BRIEF —
Filter the data for lines with the word "searching", then copy every line so identified.

--- start ---

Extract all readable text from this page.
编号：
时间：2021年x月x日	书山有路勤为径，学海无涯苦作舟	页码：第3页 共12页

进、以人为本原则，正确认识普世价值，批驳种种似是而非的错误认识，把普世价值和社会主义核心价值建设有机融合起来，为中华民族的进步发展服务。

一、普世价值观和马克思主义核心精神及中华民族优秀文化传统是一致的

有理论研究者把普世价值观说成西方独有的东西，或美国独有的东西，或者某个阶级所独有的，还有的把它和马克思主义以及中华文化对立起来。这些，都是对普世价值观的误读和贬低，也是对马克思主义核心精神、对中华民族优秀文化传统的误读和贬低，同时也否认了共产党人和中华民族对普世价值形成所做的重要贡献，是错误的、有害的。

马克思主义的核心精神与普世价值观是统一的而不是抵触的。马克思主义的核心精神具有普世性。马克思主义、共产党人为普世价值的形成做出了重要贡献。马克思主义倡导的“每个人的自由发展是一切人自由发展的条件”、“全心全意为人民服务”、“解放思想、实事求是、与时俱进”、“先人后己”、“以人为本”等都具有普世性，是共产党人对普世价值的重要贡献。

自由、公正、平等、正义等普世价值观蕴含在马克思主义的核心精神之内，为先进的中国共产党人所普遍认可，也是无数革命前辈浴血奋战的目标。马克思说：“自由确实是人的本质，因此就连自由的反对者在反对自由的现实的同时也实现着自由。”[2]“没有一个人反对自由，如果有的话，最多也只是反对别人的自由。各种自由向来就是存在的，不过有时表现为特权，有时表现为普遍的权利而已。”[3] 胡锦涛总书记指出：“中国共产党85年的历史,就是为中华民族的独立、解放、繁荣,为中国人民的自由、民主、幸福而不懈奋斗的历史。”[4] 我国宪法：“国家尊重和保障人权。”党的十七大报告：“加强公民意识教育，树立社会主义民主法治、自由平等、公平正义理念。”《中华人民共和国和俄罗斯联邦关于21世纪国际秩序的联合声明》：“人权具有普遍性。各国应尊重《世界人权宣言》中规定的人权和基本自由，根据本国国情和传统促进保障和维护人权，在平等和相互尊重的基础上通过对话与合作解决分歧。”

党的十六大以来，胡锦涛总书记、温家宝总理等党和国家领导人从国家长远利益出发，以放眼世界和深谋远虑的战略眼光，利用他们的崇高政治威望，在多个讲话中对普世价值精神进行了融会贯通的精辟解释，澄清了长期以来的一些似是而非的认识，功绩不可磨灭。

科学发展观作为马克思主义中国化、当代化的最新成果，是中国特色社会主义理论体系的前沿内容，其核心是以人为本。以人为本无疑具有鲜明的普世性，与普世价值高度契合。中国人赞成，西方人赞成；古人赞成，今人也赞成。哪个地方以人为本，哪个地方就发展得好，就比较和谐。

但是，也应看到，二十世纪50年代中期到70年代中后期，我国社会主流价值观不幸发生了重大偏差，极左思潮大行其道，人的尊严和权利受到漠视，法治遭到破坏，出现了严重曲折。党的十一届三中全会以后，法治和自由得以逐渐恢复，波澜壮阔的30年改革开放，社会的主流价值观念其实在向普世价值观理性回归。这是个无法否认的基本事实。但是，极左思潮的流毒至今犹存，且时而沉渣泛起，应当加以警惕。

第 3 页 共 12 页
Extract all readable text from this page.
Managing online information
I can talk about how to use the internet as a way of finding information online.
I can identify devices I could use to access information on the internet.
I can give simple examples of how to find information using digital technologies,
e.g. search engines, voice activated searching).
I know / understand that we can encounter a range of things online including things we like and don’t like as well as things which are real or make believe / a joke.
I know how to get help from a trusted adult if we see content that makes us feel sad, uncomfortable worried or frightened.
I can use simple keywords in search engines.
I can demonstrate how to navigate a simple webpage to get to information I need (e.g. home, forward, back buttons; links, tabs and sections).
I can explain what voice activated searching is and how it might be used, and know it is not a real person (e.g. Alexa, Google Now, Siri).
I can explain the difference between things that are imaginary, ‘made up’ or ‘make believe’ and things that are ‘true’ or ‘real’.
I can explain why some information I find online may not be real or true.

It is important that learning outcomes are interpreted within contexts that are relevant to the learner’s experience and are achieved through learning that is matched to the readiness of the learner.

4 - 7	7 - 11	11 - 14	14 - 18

--- end ---

SOLUTION FOR THIS TASK —
e.g. search engines, voice activated searching).
I can explain what voice activated searching is and how it might be used, and know it is not a real person (e.g. Alexa, Google Now, Siri).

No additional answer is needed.